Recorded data
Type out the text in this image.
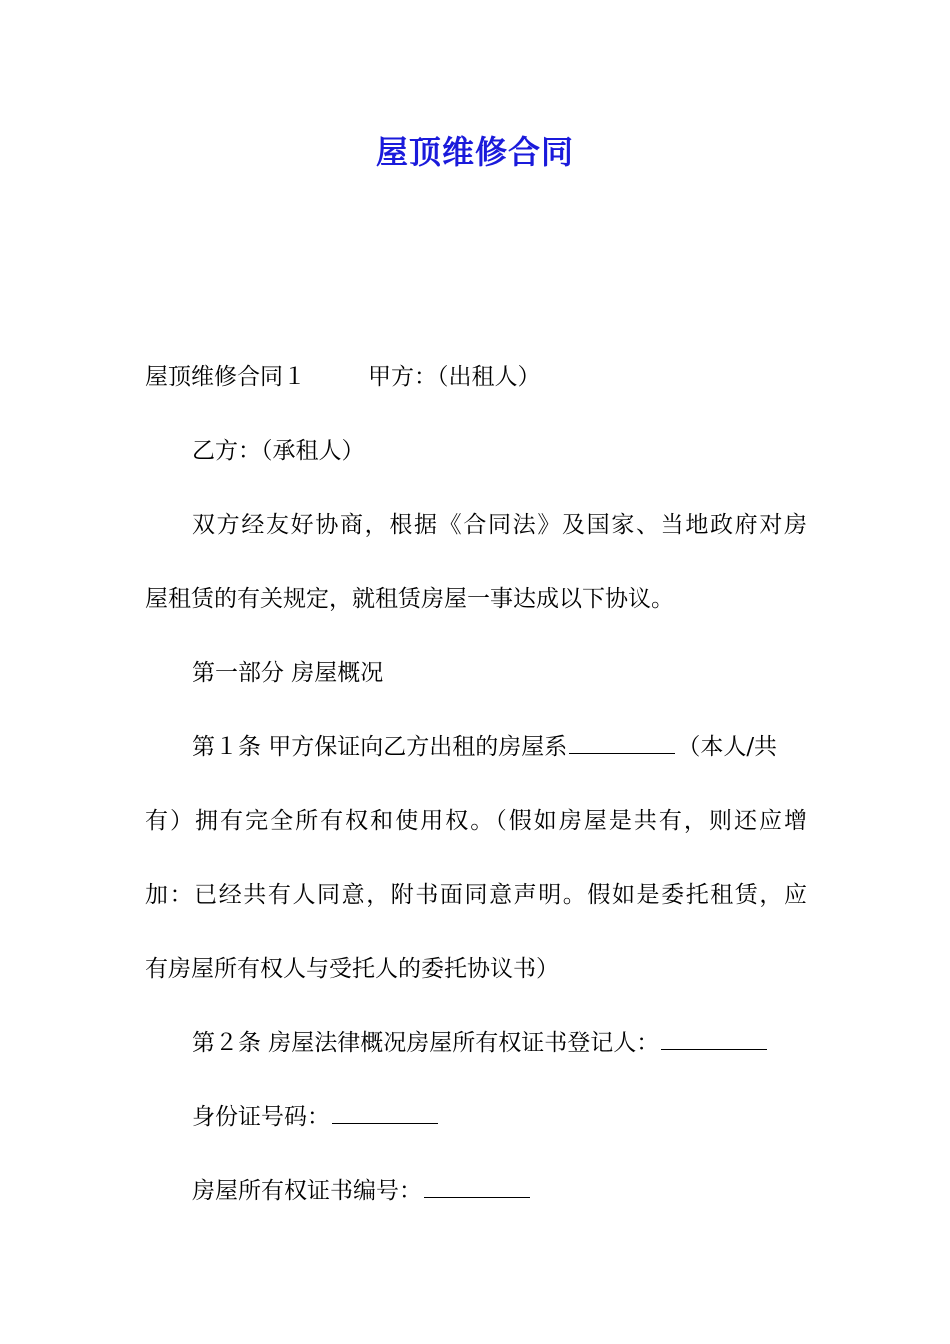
屋顶维修合同

屋顶维修合同１	甲方：（出租人）

乙方：（承租人）

双方经友好协商，根据《合同法》及国家、当地政府对房

屋租赁的有关规定，就租赁房屋一事达成以下协议。

第一部分 房屋概况

第１条 甲方保证向乙方出租的房屋系	（本人/共

有）拥有完全所有权和使用权。（假如房屋是共有，则还应增

加：已经共有人同意，附书面同意声明。假如是委托租赁，应

有房屋所有权人与受托人的委托协议书）

第２条 房屋法律概况房屋所有权证书登记人：

身份证号码：

房屋所有权证书编号：
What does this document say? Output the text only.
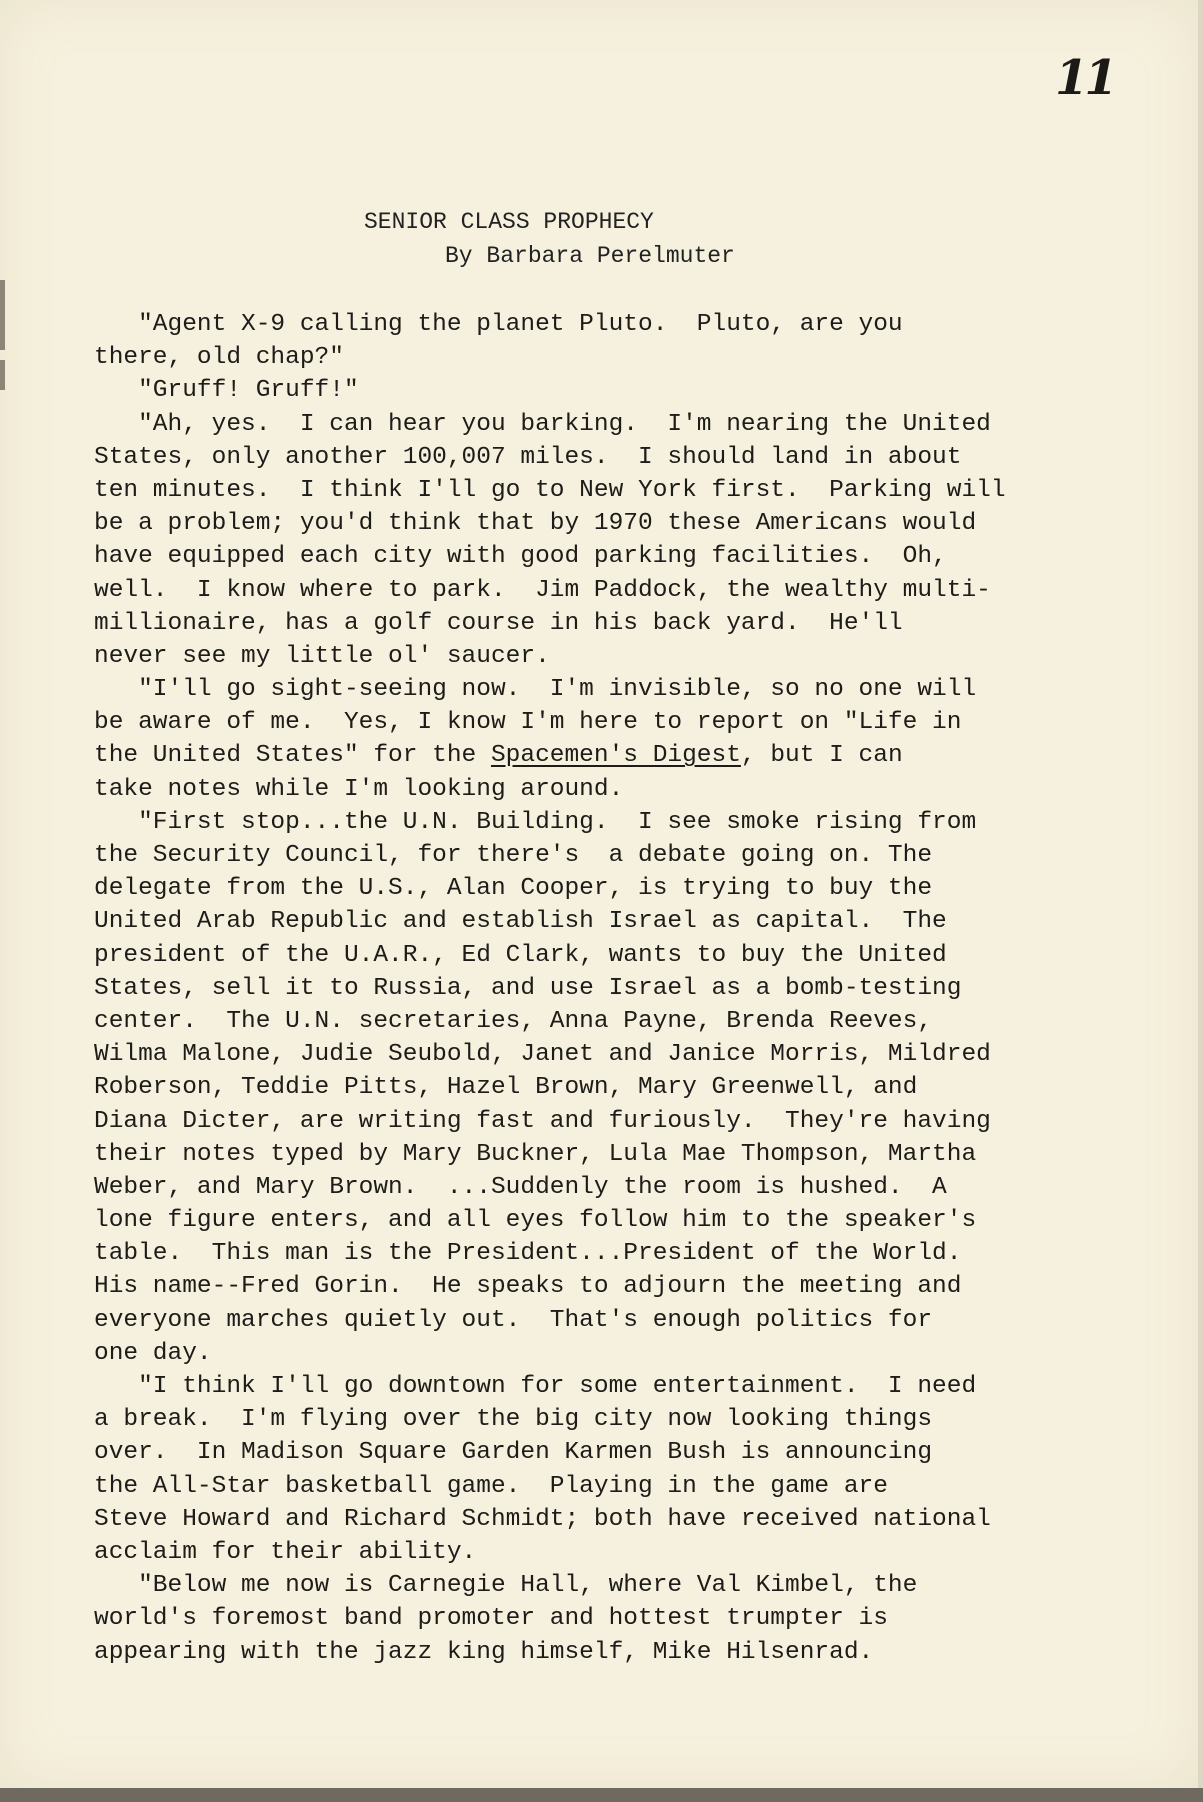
11
SENIOR CLASS PROPHECY
By Barbara Perelmuter
"Agent X-9 calling the planet Pluto.  Pluto, are you
there, old chap?"
"Gruff! Gruff!"
"Ah, yes.  I can hear you barking.  I'm nearing the United
States, only another 100,007 miles.  I should land in about
ten minutes.  I think I'll go to New York first.  Parking will
be a problem; you'd think that by 1970 these Americans would
have equipped each city with good parking facilities.  Oh,
well.  I know where to park.  Jim Paddock, the wealthy multi-
millionaire, has a golf course in his back yard.  He'll
never see my little ol' saucer.
"I'll go sight-seeing now.  I'm invisible, so no one will
be aware of me.  Yes, I know I'm here to report on "Life in
the United States" for the Spacemen's Digest, but I can
take notes while I'm looking around.
"First stop...the U.N. Building.  I see smoke rising from
the Security Council, for there's  a debate going on. The
delegate from the U.S., Alan Cooper, is trying to buy the
United Arab Republic and establish Israel as capital.  The
president of the U.A.R., Ed Clark, wants to buy the United
States, sell it to Russia, and use Israel as a bomb-testing
center.  The U.N. secretaries, Anna Payne, Brenda Reeves,
Wilma Malone, Judie Seubold, Janet and Janice Morris, Mildred
Roberson, Teddie Pitts, Hazel Brown, Mary Greenwell, and
Diana Dicter, are writing fast and furiously.  They're having
their notes typed by Mary Buckner, Lula Mae Thompson, Martha
Weber, and Mary Brown.  ...Suddenly the room is hushed.  A
lone figure enters, and all eyes follow him to the speaker's
table.  This man is the President...President of the World.
His name--Fred Gorin.  He speaks to adjourn the meeting and
everyone marches quietly out.  That's enough politics for
one day.
"I think I'll go downtown for some entertainment.  I need
a break.  I'm flying over the big city now looking things
over.  In Madison Square Garden Karmen Bush is announcing
the All-Star basketball game.  Playing in the game are
Steve Howard and Richard Schmidt; both have received national
acclaim for their ability.
"Below me now is Carnegie Hall, where Val Kimbel, the
world's foremost band promoter and hottest trumpter is
appearing with the jazz king himself, Mike Hilsenrad.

# [Exercise]
Only a number is wanted: how many lines contain "have"?

# [Solution for this exercise]
2